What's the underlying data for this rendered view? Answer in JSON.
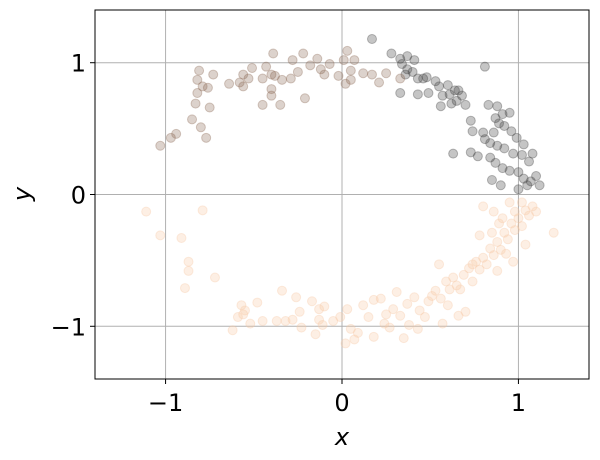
{
  "chart_data": {
    "type": "scatter",
    "title": "",
    "xlabel": "x",
    "ylabel": "y",
    "xlim": [
      -1.4,
      1.4
    ],
    "ylim": [
      -1.4,
      1.4
    ],
    "xticks": [
      -1,
      0,
      1
    ],
    "yticks": [
      -1,
      0,
      1
    ],
    "xtick_labels": [
      "−1",
      "0",
      "1"
    ],
    "ytick_labels": [
      "−1",
      "0",
      "1"
    ],
    "grid": true,
    "point_opacity": 0.3,
    "series": [
      {
        "color": "#404040",
        "points": [
          [
            0.17,
            1.18
          ],
          [
            0.28,
            1.07
          ],
          [
            0.33,
            1.03
          ],
          [
            0.37,
            1.05
          ],
          [
            0.41,
            1.02
          ],
          [
            0.34,
            0.99
          ],
          [
            0.36,
            0.91
          ],
          [
            0.37,
            0.95
          ],
          [
            0.4,
            0.93
          ],
          [
            0.46,
            0.88
          ],
          [
            0.48,
            0.89
          ],
          [
            0.43,
            0.88
          ],
          [
            0.53,
            0.86
          ],
          [
            0.55,
            0.82
          ],
          [
            0.6,
            0.83
          ],
          [
            0.64,
            0.79
          ],
          [
            0.66,
            0.79
          ],
          [
            0.68,
            0.75
          ],
          [
            0.61,
            0.76
          ],
          [
            0.65,
            0.71
          ],
          [
            0.57,
            0.75
          ],
          [
            0.49,
            0.77
          ],
          [
            0.43,
            0.76
          ],
          [
            0.33,
            0.77
          ],
          [
            0.56,
            0.67
          ],
          [
            0.62,
            0.69
          ],
          [
            0.7,
            0.68
          ],
          [
            0.73,
            0.56
          ],
          [
            0.74,
            0.48
          ],
          [
            0.8,
            0.47
          ],
          [
            0.81,
            0.42
          ],
          [
            0.86,
            0.47
          ],
          [
            0.83,
            0.68
          ],
          [
            0.88,
            0.67
          ],
          [
            0.91,
            0.61
          ],
          [
            0.95,
            0.62
          ],
          [
            0.89,
            0.54
          ],
          [
            0.92,
            0.52
          ],
          [
            0.96,
            0.48
          ],
          [
            0.99,
            0.43
          ],
          [
            1.03,
            0.38
          ],
          [
            0.84,
            0.39
          ],
          [
            0.88,
            0.37
          ],
          [
            0.92,
            0.35
          ],
          [
            0.97,
            0.31
          ],
          [
            1.02,
            0.3
          ],
          [
            1.06,
            0.25
          ],
          [
            1.08,
            0.31
          ],
          [
            0.87,
            0.24
          ],
          [
            0.91,
            0.2
          ],
          [
            0.95,
            0.18
          ],
          [
            1.0,
            0.17
          ],
          [
            1.03,
            0.12
          ],
          [
            1.07,
            0.1
          ],
          [
            0.85,
            0.11
          ],
          [
            0.9,
            0.07
          ],
          [
            1.0,
            0.04
          ],
          [
            1.05,
            0.07
          ],
          [
            1.12,
            0.07
          ],
          [
            1.1,
            0.14
          ],
          [
            0.73,
            0.32
          ],
          [
            0.77,
            0.29
          ],
          [
            0.63,
            0.31
          ],
          [
            0.81,
            0.97
          ],
          [
            0.87,
            0.58
          ],
          [
            0.84,
            0.28
          ]
        ]
      },
      {
        "color": "#8b6b55",
        "points": [
          [
            -0.94,
            0.46
          ],
          [
            -0.97,
            0.43
          ],
          [
            -1.03,
            0.37
          ],
          [
            -0.85,
            0.57
          ],
          [
            -0.8,
            0.51
          ],
          [
            -0.77,
            0.43
          ],
          [
            -0.83,
            0.69
          ],
          [
            -0.75,
            0.66
          ],
          [
            -0.82,
            0.77
          ],
          [
            -0.79,
            0.82
          ],
          [
            -0.76,
            0.81
          ],
          [
            -0.82,
            0.87
          ],
          [
            -0.81,
            0.94
          ],
          [
            -0.73,
            0.91
          ],
          [
            -0.64,
            0.84
          ],
          [
            -0.58,
            0.85
          ],
          [
            -0.53,
            0.88
          ],
          [
            -0.56,
            0.91
          ],
          [
            -0.51,
            0.96
          ],
          [
            -0.45,
            0.88
          ],
          [
            -0.4,
            0.91
          ],
          [
            -0.43,
            0.97
          ],
          [
            -0.38,
            0.9
          ],
          [
            -0.45,
            0.68
          ],
          [
            -0.4,
            0.75
          ],
          [
            -0.34,
            0.87
          ],
          [
            -0.28,
            1.02
          ],
          [
            -0.25,
            0.93
          ],
          [
            -0.22,
            1.07
          ],
          [
            -0.14,
            1.03
          ],
          [
            -0.18,
            0.98
          ],
          [
            -0.12,
            0.95
          ],
          [
            -0.07,
            0.99
          ],
          [
            -0.02,
            0.9
          ],
          [
            0.05,
            0.94
          ],
          [
            0.01,
            1.02
          ],
          [
            0.03,
            1.09
          ],
          [
            0.07,
            1.02
          ],
          [
            -0.1,
            0.91
          ],
          [
            0.12,
            0.92
          ],
          [
            0.05,
            0.87
          ],
          [
            0.17,
            0.91
          ],
          [
            0.25,
            0.92
          ],
          [
            0.21,
            0.85
          ],
          [
            0.33,
            0.88
          ],
          [
            0.02,
            0.84
          ],
          [
            -0.39,
            1.07
          ],
          [
            -0.21,
            0.73
          ],
          [
            -0.29,
            0.88
          ],
          [
            -0.35,
            0.68
          ],
          [
            -0.4,
            0.8
          ],
          [
            -0.56,
            0.82
          ]
        ]
      },
      {
        "color": "#f7c9a5",
        "points": [
          [
            -1.11,
            -0.13
          ],
          [
            -1.03,
            -0.31
          ],
          [
            -0.91,
            -0.33
          ],
          [
            -0.79,
            -0.12
          ],
          [
            -0.87,
            -0.51
          ],
          [
            -0.87,
            -0.58
          ],
          [
            -0.89,
            -0.71
          ],
          [
            -0.72,
            -0.63
          ],
          [
            -0.57,
            -0.84
          ],
          [
            -0.55,
            -0.88
          ],
          [
            -0.59,
            -0.93
          ],
          [
            -0.62,
            -1.03
          ],
          [
            -0.52,
            -0.98
          ],
          [
            -0.45,
            -0.96
          ],
          [
            -0.48,
            -0.82
          ],
          [
            -0.34,
            -0.73
          ],
          [
            -0.32,
            -0.96
          ],
          [
            -0.26,
            -0.78
          ],
          [
            -0.24,
            -0.89
          ],
          [
            -0.28,
            -0.95
          ],
          [
            -0.23,
            -1.01
          ],
          [
            -0.15,
            -1.06
          ],
          [
            -0.13,
            -0.95
          ],
          [
            -0.11,
            -0.99
          ],
          [
            -0.05,
            -0.96
          ],
          [
            -0.17,
            -0.81
          ],
          [
            -0.13,
            -0.87
          ],
          [
            -0.1,
            -0.85
          ],
          [
            0.03,
            -0.87
          ],
          [
            0.05,
            -1.02
          ],
          [
            0.07,
            -1.1
          ],
          [
            0.02,
            -1.13
          ],
          [
            0.12,
            -0.84
          ],
          [
            0.15,
            -0.93
          ],
          [
            0.18,
            -0.8
          ],
          [
            0.22,
            -0.79
          ],
          [
            0.24,
            -0.98
          ],
          [
            0.27,
            -1.01
          ],
          [
            0.29,
            -0.87
          ],
          [
            0.33,
            -0.92
          ],
          [
            0.37,
            -0.83
          ],
          [
            0.38,
            -0.99
          ],
          [
            0.44,
            -0.88
          ],
          [
            0.47,
            -0.93
          ],
          [
            0.49,
            -0.81
          ],
          [
            0.51,
            -0.77
          ],
          [
            0.53,
            -0.73
          ],
          [
            0.56,
            -0.79
          ],
          [
            0.59,
            -0.66
          ],
          [
            0.61,
            -0.72
          ],
          [
            0.63,
            -0.63
          ],
          [
            0.65,
            -0.69
          ],
          [
            0.67,
            -0.72
          ],
          [
            0.69,
            -0.61
          ],
          [
            0.72,
            -0.56
          ],
          [
            0.74,
            -0.66
          ],
          [
            0.76,
            -0.51
          ],
          [
            0.78,
            -0.57
          ],
          [
            0.8,
            -0.48
          ],
          [
            0.82,
            -0.53
          ],
          [
            0.84,
            -0.41
          ],
          [
            0.86,
            -0.46
          ],
          [
            0.88,
            -0.36
          ],
          [
            0.9,
            -0.42
          ],
          [
            0.92,
            -0.29
          ],
          [
            0.94,
            -0.34
          ],
          [
            0.96,
            -0.22
          ],
          [
            0.98,
            -0.27
          ],
          [
            1.0,
            -0.18
          ],
          [
            1.02,
            -0.24
          ],
          [
            1.04,
            -0.12
          ],
          [
            1.06,
            -0.16
          ],
          [
            1.08,
            -0.09
          ],
          [
            1.1,
            -0.13
          ],
          [
            0.8,
            -0.09
          ],
          [
            0.86,
            -0.13
          ],
          [
            0.89,
            -0.22
          ],
          [
            0.95,
            -0.06
          ],
          [
            1.02,
            -0.06
          ],
          [
            0.98,
            -0.13
          ],
          [
            0.91,
            -0.18
          ],
          [
            0.78,
            -0.31
          ],
          [
            0.85,
            -0.29
          ],
          [
            0.93,
            -0.45
          ],
          [
            1.2,
            -0.29
          ],
          [
            1.04,
            -0.38
          ],
          [
            0.97,
            -0.51
          ],
          [
            0.88,
            -0.58
          ],
          [
            0.74,
            -0.53
          ],
          [
            0.55,
            -0.53
          ],
          [
            0.66,
            -0.92
          ],
          [
            0.57,
            -0.98
          ],
          [
            0.7,
            -0.89
          ],
          [
            0.41,
            -0.78
          ],
          [
            0.31,
            -0.74
          ],
          [
            0.09,
            -1.05
          ],
          [
            -0.56,
            -0.91
          ],
          [
            0.18,
            -1.08
          ],
          [
            0.43,
            -1.02
          ],
          [
            0.35,
            -1.09
          ],
          [
            -0.01,
            -0.93
          ],
          [
            -0.37,
            -0.96
          ],
          [
            0.25,
            -0.91
          ],
          [
            0.6,
            -0.84
          ]
        ]
      }
    ]
  }
}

§ **WORK TO DO**:
Show the lines of the records that include the string "color".

§ **THE REPLY**:
        "color": "#404040",
        "color": "#8b6b55",
        "color": "#f7c9a5",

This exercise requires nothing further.